■ **What is expected**: Exactly reproduce the lines that follow.

....

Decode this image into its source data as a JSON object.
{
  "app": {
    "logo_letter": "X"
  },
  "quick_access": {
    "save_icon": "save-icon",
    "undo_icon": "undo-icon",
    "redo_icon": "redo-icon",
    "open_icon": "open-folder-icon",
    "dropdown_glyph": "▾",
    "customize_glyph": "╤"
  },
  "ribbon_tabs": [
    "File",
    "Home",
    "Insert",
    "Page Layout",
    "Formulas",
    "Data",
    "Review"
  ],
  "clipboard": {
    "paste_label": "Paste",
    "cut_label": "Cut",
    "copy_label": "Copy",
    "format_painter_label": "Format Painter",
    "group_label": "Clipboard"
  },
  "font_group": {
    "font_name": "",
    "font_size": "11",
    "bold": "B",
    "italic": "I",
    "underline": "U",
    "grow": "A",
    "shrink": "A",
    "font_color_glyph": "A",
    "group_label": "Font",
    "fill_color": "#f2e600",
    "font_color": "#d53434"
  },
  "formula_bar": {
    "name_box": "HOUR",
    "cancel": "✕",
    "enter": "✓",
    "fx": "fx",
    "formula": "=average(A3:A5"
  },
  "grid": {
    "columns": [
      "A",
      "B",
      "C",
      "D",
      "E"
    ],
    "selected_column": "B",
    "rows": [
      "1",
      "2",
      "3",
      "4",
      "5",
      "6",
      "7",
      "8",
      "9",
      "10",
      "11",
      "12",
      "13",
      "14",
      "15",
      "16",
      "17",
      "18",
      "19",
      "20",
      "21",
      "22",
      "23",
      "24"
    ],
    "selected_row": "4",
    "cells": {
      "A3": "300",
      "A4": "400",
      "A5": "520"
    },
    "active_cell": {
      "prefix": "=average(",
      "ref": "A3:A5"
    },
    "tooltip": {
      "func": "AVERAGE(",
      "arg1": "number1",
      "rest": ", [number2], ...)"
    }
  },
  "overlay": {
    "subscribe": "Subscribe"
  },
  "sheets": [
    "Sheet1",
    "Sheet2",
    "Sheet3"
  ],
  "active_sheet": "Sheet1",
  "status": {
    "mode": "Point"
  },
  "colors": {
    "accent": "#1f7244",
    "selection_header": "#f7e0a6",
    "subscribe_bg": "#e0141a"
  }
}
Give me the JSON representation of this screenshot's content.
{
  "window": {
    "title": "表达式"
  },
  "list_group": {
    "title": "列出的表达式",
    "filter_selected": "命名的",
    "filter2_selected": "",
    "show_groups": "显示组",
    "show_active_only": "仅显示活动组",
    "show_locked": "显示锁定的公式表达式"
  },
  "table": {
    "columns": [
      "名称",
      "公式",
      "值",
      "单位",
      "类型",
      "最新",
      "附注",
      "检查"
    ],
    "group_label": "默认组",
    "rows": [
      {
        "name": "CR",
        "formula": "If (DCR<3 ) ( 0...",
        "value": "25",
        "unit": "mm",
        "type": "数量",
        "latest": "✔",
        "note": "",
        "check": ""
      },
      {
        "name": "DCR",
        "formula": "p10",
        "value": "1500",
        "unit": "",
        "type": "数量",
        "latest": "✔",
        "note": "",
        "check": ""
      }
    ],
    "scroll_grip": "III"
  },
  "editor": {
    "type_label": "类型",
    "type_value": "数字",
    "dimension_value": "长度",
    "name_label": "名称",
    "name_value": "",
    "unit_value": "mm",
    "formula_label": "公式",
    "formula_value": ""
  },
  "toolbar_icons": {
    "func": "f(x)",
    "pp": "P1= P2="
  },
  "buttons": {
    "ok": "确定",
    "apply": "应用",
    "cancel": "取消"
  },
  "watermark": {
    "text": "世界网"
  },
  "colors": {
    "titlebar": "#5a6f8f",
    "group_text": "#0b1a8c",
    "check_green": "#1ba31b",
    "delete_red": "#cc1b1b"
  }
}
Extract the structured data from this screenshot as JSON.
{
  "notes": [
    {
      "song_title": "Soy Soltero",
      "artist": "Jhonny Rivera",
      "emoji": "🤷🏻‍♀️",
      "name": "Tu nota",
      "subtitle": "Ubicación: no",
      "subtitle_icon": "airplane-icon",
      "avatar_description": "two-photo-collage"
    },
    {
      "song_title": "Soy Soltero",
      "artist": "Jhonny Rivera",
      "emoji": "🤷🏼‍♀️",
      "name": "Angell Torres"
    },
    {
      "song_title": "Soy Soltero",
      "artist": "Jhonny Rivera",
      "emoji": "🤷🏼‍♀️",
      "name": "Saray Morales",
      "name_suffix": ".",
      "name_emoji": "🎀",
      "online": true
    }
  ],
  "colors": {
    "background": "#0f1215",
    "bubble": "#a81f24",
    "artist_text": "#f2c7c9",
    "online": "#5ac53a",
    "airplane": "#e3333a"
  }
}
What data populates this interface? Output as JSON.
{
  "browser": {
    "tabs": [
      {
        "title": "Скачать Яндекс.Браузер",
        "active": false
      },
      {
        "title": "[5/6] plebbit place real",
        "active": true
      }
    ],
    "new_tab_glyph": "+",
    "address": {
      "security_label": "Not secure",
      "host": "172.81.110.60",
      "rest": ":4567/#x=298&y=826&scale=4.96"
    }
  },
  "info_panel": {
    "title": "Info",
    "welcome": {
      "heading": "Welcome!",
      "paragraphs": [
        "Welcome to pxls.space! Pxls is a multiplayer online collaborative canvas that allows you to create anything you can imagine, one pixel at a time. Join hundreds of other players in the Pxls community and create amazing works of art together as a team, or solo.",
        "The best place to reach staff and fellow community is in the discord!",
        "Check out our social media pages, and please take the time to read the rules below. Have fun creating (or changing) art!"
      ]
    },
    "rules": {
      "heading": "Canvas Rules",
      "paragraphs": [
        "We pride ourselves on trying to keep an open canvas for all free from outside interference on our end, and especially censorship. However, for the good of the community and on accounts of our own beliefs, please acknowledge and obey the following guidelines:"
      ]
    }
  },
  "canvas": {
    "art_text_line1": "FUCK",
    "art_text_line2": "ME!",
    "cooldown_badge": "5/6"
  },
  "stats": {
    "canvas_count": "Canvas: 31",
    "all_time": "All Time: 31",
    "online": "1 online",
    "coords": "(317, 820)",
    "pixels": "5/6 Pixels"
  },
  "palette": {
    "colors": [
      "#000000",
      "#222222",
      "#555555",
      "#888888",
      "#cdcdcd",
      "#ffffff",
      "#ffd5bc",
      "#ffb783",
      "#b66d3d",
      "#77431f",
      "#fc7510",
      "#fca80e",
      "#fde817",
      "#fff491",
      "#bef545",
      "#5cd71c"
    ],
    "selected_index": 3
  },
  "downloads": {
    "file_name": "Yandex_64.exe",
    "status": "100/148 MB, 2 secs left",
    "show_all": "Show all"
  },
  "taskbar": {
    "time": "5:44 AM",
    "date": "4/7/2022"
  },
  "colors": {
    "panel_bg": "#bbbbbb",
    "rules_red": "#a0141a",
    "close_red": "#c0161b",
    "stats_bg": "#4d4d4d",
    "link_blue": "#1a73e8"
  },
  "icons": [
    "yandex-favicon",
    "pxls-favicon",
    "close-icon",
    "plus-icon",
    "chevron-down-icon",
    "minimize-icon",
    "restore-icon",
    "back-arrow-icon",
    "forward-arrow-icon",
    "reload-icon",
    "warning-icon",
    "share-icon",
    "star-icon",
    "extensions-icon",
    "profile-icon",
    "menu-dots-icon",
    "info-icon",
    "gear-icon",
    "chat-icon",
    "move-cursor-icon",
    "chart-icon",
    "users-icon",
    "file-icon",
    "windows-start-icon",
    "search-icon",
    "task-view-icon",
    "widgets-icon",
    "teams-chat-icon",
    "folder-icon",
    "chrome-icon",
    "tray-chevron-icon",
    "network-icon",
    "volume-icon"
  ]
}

....

■ **Expected answer**:
Decode this image into its source data as a JSON object.
{
  "app": {
    "logo_letter": "X"
  },
  "quick_access": {
    "save_icon": "save-icon",
    "undo_icon": "undo-icon",
    "redo_icon": "redo-icon",
    "open_icon": "open-folder-icon",
    "dropdown_glyph": "▾",
    "customize_glyph": "╤"
  },
  "ribbon_tabs": [
    "File",
    "Home",
    "Insert",
    "Page Layout",
    "Formulas",
    "Data",
    "Review"
  ],
  "clipboard": {
    "paste_label": "Paste",
    "cut_label": "Cut",
    "copy_label": "Copy",
    "format_painter_label": "Format Painter",
    "group_label": "Clipboard"
  },
  "font_group": {
    "font_name": "",
    "font_size": "11",
    "bold": "B",
    "italic": "I",
    "underline": "U",
    "grow": "A",
    "shrink": "A",
    "font_color_glyph": "A",
    "group_label": "Font",
    "fill_color": "#f2e600",
    "font_color": "#d53434"
  },
  "formula_bar": {
    "name_box": "HOUR",
    "cancel": "✕",
    "enter": "✓",
    "fx": "fx",
    "formula": "=average(A3:A5"
  },
  "grid": {
    "columns": [
      "A",
      "B",
      "C",
      "D",
      "E"
    ],
    "selected_column": "B",
    "rows": [
      "1",
      "2",
      "3",
      "4",
      "5",
      "6",
      "7",
      "8",
      "9",
      "10",
      "11",
      "12",
      "13",
      "14",
      "15",
      "16",
      "17",
      "18",
      "19",
      "20",
      "21",
      "22",
      "23",
      "24"
    ],
    "selected_row": "4",
    "cells": {
      "A3": "300",
      "A4": "400",
      "A5": "520"
    },
    "active_cell": {
      "prefix": "=average(",
      "ref": "A3:A5"
    },
    "tooltip": {
      "func": "AVERAGE(",
      "arg1": "number1",
      "rest": ", [number2], ...)"
    }
  },
  "overlay": {
    "subscribe": "Subscribe"
  },
  "sheets": [
    "Sheet1",
    "Sheet2",
    "Sheet3"
  ],
  "active_sheet": "Sheet1",
  "status": {
    "mode": "Point"
  },
  "colors": {
    "accent": "#1f7244",
    "selection_header": "#f7e0a6",
    "subscribe_bg": "#e0141a"
  }
}
Give me the JSON representation of this screenshot's content.
{
  "window": {
    "title": "表达式"
  },
  "list_group": {
    "title": "列出的表达式",
    "filter_selected": "命名的",
    "filter2_selected": "",
    "show_groups": "显示组",
    "show_active_only": "仅显示活动组",
    "show_locked": "显示锁定的公式表达式"
  },
  "table": {
    "columns": [
      "名称",
      "公式",
      "值",
      "单位",
      "类型",
      "最新",
      "附注",
      "检查"
    ],
    "group_label": "默认组",
    "rows": [
      {
        "name": "CR",
        "formula": "If (DCR<3 ) ( 0...",
        "value": "25",
        "unit": "mm",
        "type": "数量",
        "latest": "✔",
        "note": "",
        "check": ""
      },
      {
        "name": "DCR",
        "formula": "p10",
        "value": "1500",
        "unit": "",
        "type": "数量",
        "latest": "✔",
        "note": "",
        "check": ""
      }
    ],
    "scroll_grip": "III"
  },
  "editor": {
    "type_label": "类型",
    "type_value": "数字",
    "dimension_value": "长度",
    "name_label": "名称",
    "name_value": "",
    "unit_value": "mm",
    "formula_label": "公式",
    "formula_value": ""
  },
  "toolbar_icons": {
    "func": "f(x)",
    "pp": "P1= P2="
  },
  "buttons": {
    "ok": "确定",
    "apply": "应用",
    "cancel": "取消"
  },
  "watermark": {
    "text": "世界网"
  },
  "colors": {
    "titlebar": "#5a6f8f",
    "group_text": "#0b1a8c",
    "check_green": "#1ba31b",
    "delete_red": "#cc1b1b"
  }
}
Extract the structured data from this screenshot as JSON.
{
  "notes": [
    {
      "song_title": "Soy Soltero",
      "artist": "Jhonny Rivera",
      "emoji": "🤷🏻‍♀️",
      "name": "Tu nota",
      "subtitle": "Ubicación: no",
      "subtitle_icon": "airplane-icon",
      "avatar_description": "two-photo-collage"
    },
    {
      "song_title": "Soy Soltero",
      "artist": "Jhonny Rivera",
      "emoji": "🤷🏼‍♀️",
      "name": "Angell Torres"
    },
    {
      "song_title": "Soy Soltero",
      "artist": "Jhonny Rivera",
      "emoji": "🤷🏼‍♀️",
      "name": "Saray Morales",
      "name_suffix": ".",
      "name_emoji": "🎀",
      "online": true
    }
  ],
  "colors": {
    "background": "#0f1215",
    "bubble": "#a81f24",
    "artist_text": "#f2c7c9",
    "online": "#5ac53a",
    "airplane": "#e3333a"
  }
}
What data populates this interface? Output as JSON.
{
  "browser": {
    "tabs": [
      {
        "title": "Скачать Яндекс.Браузер",
        "active": false
      },
      {
        "title": "[5/6] plebbit place real",
        "active": true
      }
    ],
    "new_tab_glyph": "+",
    "address": {
      "security_label": "Not secure",
      "host": "172.81.110.60",
      "rest": ":4567/#x=298&y=826&scale=4.96"
    }
  },
  "info_panel": {
    "title": "Info",
    "welcome": {
      "heading": "Welcome!",
      "paragraphs": [
        "Welcome to pxls.space! Pxls is a multiplayer online collaborative canvas that allows you to create anything you can imagine, one pixel at a time. Join hundreds of other players in the Pxls community and create amazing works of art together as a team, or solo.",
        "The best place to reach staff and fellow community is in the discord!",
        "Check out our social media pages, and please take the time to read the rules below. Have fun creating (or changing) art!"
      ]
    },
    "rules": {
      "heading": "Canvas Rules",
      "paragraphs": [
        "We pride ourselves on trying to keep an open canvas for all free from outside interference on our end, and especially censorship. However, for the good of the community and on accounts of our own beliefs, please acknowledge and obey the following guidelines:"
      ]
    }
  },
  "canvas": {
    "art_text_line1": "FUCK",
    "art_text_line2": "ME!",
    "cooldown_badge": "5/6"
  },
  "stats": {
    "canvas_count": "Canvas: 31",
    "all_time": "All Time: 31",
    "online": "1 online",
    "coords": "(317, 820)",
    "pixels": "5/6 Pixels"
  },
  "palette": {
    "colors": [
      "#000000",
      "#222222",
      "#555555",
      "#888888",
      "#cdcdcd",
      "#ffffff",
      "#ffd5bc",
      "#ffb783",
      "#b66d3d",
      "#77431f",
      "#fc7510",
      "#fca80e",
      "#fde817",
      "#fff491",
      "#bef545",
      "#5cd71c"
    ],
    "selected_index": 3
  },
  "downloads": {
    "file_name": "Yandex_64.exe",
    "status": "100/148 MB, 2 secs left",
    "show_all": "Show all"
  },
  "taskbar": {
    "time": "5:44 AM",
    "date": "4/7/2022"
  },
  "colors": {
    "panel_bg": "#bbbbbb",
    "rules_red": "#a0141a",
    "close_red": "#c0161b",
    "stats_bg": "#4d4d4d",
    "link_blue": "#1a73e8"
  },
  "icons": [
    "yandex-favicon",
    "pxls-favicon",
    "close-icon",
    "plus-icon",
    "chevron-down-icon",
    "minimize-icon",
    "restore-icon",
    "back-arrow-icon",
    "forward-arrow-icon",
    "reload-icon",
    "warning-icon",
    "share-icon",
    "star-icon",
    "extensions-icon",
    "profile-icon",
    "menu-dots-icon",
    "info-icon",
    "gear-icon",
    "chat-icon",
    "move-cursor-icon",
    "chart-icon",
    "users-icon",
    "file-icon",
    "windows-start-icon",
    "search-icon",
    "task-view-icon",
    "widgets-icon",
    "teams-chat-icon",
    "folder-icon",
    "chrome-icon",
    "tray-chevron-icon",
    "network-icon",
    "volume-icon"
  ]
}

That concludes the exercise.